[TASK DETAILS] Nothing in the records may be left out or altered; reproduce them all exactly.

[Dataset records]

------------

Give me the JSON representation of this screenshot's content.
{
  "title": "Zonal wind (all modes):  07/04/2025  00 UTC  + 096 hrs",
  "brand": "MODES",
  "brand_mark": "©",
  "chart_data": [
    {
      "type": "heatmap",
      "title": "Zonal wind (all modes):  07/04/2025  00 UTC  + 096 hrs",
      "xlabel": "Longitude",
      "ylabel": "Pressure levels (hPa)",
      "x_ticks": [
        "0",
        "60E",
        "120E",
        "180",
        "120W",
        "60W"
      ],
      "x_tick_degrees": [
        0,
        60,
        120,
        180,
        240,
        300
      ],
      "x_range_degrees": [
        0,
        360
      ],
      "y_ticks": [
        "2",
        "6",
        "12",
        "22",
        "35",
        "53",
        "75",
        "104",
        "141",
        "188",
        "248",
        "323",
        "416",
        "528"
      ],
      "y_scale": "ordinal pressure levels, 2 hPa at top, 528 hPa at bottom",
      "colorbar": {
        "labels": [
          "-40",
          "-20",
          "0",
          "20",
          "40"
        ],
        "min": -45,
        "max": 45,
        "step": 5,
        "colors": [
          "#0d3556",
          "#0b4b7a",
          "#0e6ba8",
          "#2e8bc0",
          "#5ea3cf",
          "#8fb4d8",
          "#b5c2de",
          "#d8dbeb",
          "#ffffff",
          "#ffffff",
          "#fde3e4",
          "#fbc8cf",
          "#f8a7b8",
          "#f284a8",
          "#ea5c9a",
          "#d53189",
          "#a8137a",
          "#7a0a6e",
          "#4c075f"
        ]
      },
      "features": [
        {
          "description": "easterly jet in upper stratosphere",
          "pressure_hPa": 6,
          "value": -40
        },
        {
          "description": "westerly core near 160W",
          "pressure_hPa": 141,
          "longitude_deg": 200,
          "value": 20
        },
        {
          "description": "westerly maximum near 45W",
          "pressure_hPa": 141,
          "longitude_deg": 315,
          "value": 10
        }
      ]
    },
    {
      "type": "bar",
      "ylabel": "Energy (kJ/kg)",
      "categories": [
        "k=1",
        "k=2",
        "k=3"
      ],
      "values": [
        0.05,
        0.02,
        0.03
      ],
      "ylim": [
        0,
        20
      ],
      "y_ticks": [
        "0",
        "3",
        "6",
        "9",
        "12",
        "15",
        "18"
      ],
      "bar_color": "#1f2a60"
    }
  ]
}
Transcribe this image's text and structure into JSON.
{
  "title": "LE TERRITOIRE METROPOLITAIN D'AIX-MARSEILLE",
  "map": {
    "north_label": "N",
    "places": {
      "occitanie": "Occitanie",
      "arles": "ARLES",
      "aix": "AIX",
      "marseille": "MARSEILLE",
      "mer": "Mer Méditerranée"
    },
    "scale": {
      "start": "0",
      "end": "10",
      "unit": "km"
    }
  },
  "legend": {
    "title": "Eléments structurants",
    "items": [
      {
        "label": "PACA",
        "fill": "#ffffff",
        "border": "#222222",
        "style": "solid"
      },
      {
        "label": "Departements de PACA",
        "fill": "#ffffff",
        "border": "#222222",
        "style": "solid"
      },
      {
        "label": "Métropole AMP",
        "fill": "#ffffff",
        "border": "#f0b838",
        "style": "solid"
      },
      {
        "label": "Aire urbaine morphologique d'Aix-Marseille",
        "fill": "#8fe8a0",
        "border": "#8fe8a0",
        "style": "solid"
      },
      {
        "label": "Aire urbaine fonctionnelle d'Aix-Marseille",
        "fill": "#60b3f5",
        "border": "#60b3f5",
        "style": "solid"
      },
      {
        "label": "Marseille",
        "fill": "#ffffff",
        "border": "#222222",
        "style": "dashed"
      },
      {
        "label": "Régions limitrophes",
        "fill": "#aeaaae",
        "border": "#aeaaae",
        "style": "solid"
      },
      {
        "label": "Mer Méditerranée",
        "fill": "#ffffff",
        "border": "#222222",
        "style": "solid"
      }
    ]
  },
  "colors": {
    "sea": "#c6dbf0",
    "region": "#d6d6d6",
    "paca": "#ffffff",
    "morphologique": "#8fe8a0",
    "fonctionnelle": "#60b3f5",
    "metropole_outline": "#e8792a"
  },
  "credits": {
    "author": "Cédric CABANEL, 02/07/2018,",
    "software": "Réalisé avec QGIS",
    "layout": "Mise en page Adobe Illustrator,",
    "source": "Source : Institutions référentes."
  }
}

------------

[ANSWER TO THE EXERCISE]
Give me the JSON representation of this screenshot's content.
{
  "title": "Zonal wind (all modes):  07/04/2025  00 UTC  + 096 hrs",
  "brand": "MODES",
  "brand_mark": "©",
  "chart_data": [
    {
      "type": "heatmap",
      "title": "Zonal wind (all modes):  07/04/2025  00 UTC  + 096 hrs",
      "xlabel": "Longitude",
      "ylabel": "Pressure levels (hPa)",
      "x_ticks": [
        "0",
        "60E",
        "120E",
        "180",
        "120W",
        "60W"
      ],
      "x_tick_degrees": [
        0,
        60,
        120,
        180,
        240,
        300
      ],
      "x_range_degrees": [
        0,
        360
      ],
      "y_ticks": [
        "2",
        "6",
        "12",
        "22",
        "35",
        "53",
        "75",
        "104",
        "141",
        "188",
        "248",
        "323",
        "416",
        "528"
      ],
      "y_scale": "ordinal pressure levels, 2 hPa at top, 528 hPa at bottom",
      "colorbar": {
        "labels": [
          "-40",
          "-20",
          "0",
          "20",
          "40"
        ],
        "min": -45,
        "max": 45,
        "step": 5,
        "colors": [
          "#0d3556",
          "#0b4b7a",
          "#0e6ba8",
          "#2e8bc0",
          "#5ea3cf",
          "#8fb4d8",
          "#b5c2de",
          "#d8dbeb",
          "#ffffff",
          "#ffffff",
          "#fde3e4",
          "#fbc8cf",
          "#f8a7b8",
          "#f284a8",
          "#ea5c9a",
          "#d53189",
          "#a8137a",
          "#7a0a6e",
          "#4c075f"
        ]
      },
      "features": [
        {
          "description": "easterly jet in upper stratosphere",
          "pressure_hPa": 6,
          "value": -40
        },
        {
          "description": "westerly core near 160W",
          "pressure_hPa": 141,
          "longitude_deg": 200,
          "value": 20
        },
        {
          "description": "westerly maximum near 45W",
          "pressure_hPa": 141,
          "longitude_deg": 315,
          "value": 10
        }
      ]
    },
    {
      "type": "bar",
      "ylabel": "Energy (kJ/kg)",
      "categories": [
        "k=1",
        "k=2",
        "k=3"
      ],
      "values": [
        0.05,
        0.02,
        0.03
      ],
      "ylim": [
        0,
        20
      ],
      "y_ticks": [
        "0",
        "3",
        "6",
        "9",
        "12",
        "15",
        "18"
      ],
      "bar_color": "#1f2a60"
    }
  ]
}
Transcribe this image's text and structure into JSON.
{
  "title": "LE TERRITOIRE METROPOLITAIN D'AIX-MARSEILLE",
  "map": {
    "north_label": "N",
    "places": {
      "occitanie": "Occitanie",
      "arles": "ARLES",
      "aix": "AIX",
      "marseille": "MARSEILLE",
      "mer": "Mer Méditerranée"
    },
    "scale": {
      "start": "0",
      "end": "10",
      "unit": "km"
    }
  },
  "legend": {
    "title": "Eléments structurants",
    "items": [
      {
        "label": "PACA",
        "fill": "#ffffff",
        "border": "#222222",
        "style": "solid"
      },
      {
        "label": "Departements de PACA",
        "fill": "#ffffff",
        "border": "#222222",
        "style": "solid"
      },
      {
        "label": "Métropole AMP",
        "fill": "#ffffff",
        "border": "#f0b838",
        "style": "solid"
      },
      {
        "label": "Aire urbaine morphologique d'Aix-Marseille",
        "fill": "#8fe8a0",
        "border": "#8fe8a0",
        "style": "solid"
      },
      {
        "label": "Aire urbaine fonctionnelle d'Aix-Marseille",
        "fill": "#60b3f5",
        "border": "#60b3f5",
        "style": "solid"
      },
      {
        "label": "Marseille",
        "fill": "#ffffff",
        "border": "#222222",
        "style": "dashed"
      },
      {
        "label": "Régions limitrophes",
        "fill": "#aeaaae",
        "border": "#aeaaae",
        "style": "solid"
      },
      {
        "label": "Mer Méditerranée",
        "fill": "#ffffff",
        "border": "#222222",
        "style": "solid"
      }
    ]
  },
  "colors": {
    "sea": "#c6dbf0",
    "region": "#d6d6d6",
    "paca": "#ffffff",
    "morphologique": "#8fe8a0",
    "fonctionnelle": "#60b3f5",
    "metropole_outline": "#e8792a"
  },
  "credits": {
    "author": "Cédric CABANEL, 02/07/2018,",
    "software": "Réalisé avec QGIS",
    "layout": "Mise en page Adobe Illustrator,",
    "source": "Source : Institutions référentes."
  }
}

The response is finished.